→ **WHAT TO WORK ON**
Identify all lines in the data containing the string "JSON". Copy them out.

→ **INPUT FOR THIS TASK**
::::::

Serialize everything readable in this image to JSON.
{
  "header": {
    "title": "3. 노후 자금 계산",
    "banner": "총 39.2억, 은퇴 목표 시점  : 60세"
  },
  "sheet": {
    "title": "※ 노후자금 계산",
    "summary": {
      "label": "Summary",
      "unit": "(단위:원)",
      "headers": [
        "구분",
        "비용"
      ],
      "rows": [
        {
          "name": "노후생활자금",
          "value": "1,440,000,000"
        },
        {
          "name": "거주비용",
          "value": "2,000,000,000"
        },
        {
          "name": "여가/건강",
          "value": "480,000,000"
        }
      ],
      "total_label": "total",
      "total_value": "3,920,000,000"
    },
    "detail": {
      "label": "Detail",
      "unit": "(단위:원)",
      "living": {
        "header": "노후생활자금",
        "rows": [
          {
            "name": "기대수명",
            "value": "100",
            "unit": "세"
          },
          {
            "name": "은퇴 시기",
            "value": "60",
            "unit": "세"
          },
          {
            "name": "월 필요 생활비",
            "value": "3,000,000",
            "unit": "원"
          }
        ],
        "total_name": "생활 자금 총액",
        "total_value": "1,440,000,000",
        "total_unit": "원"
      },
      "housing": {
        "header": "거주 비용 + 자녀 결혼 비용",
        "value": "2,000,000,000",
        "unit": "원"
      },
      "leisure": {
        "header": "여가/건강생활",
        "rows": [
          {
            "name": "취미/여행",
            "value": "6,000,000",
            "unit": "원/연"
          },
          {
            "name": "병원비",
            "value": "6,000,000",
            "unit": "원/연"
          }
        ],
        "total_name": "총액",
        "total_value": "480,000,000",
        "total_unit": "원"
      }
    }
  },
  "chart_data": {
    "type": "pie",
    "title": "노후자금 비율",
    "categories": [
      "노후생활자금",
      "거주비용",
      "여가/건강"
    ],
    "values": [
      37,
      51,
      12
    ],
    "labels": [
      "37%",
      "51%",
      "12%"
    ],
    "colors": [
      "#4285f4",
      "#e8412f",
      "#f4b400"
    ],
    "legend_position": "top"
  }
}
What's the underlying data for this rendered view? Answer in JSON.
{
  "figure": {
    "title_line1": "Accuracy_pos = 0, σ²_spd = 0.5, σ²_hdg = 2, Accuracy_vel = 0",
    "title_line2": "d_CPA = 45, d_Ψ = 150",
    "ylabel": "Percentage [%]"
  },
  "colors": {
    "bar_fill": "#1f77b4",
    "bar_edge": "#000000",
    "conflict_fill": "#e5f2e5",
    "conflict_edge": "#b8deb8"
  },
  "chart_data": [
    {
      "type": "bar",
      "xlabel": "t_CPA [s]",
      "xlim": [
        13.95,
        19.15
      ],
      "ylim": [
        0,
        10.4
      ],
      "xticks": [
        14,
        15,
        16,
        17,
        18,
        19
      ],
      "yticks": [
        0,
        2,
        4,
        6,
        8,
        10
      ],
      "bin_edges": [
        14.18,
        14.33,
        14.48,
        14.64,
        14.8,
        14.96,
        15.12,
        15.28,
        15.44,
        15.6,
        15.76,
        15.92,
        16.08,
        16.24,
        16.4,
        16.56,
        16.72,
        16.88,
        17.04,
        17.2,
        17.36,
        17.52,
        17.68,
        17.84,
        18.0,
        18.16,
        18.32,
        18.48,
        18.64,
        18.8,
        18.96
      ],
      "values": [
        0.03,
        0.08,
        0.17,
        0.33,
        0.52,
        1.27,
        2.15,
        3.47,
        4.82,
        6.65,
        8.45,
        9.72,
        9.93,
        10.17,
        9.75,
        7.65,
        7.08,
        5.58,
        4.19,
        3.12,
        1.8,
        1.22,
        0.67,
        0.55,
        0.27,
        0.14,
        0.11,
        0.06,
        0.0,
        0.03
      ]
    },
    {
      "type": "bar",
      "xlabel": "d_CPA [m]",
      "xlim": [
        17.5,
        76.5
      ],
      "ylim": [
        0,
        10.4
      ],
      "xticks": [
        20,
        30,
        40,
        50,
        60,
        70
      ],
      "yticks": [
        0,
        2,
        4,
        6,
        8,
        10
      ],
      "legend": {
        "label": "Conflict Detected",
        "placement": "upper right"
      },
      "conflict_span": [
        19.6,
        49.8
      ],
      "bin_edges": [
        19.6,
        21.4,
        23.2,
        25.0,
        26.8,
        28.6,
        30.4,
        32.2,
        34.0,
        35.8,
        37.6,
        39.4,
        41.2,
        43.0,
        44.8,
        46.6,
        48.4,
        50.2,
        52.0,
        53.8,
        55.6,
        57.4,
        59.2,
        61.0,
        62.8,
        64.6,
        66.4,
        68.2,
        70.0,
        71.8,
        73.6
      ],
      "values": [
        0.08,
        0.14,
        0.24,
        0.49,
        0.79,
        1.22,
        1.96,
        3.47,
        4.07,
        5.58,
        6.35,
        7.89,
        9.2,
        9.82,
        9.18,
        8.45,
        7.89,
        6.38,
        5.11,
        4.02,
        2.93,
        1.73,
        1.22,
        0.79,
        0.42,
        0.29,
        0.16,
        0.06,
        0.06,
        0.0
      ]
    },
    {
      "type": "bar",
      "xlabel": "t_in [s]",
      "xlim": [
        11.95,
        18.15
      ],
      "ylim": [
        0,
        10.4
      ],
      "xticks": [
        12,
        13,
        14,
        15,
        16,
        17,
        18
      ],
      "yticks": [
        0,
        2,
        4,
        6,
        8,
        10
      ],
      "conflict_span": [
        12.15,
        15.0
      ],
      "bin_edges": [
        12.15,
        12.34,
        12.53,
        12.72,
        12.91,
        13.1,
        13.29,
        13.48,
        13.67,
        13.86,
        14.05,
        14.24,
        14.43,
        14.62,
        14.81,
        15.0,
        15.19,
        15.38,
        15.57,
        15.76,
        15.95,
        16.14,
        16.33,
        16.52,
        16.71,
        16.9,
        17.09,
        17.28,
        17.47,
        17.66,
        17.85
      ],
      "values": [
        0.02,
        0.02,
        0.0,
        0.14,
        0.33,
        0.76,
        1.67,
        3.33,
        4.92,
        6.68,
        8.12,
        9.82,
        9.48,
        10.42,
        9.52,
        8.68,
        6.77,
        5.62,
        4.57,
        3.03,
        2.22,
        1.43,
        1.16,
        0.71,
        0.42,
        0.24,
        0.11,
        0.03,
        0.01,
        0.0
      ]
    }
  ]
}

::::::

→ **REPLY**
Serialize everything readable in this image to JSON.
What's the underlying data for this rendered view? Answer in JSON.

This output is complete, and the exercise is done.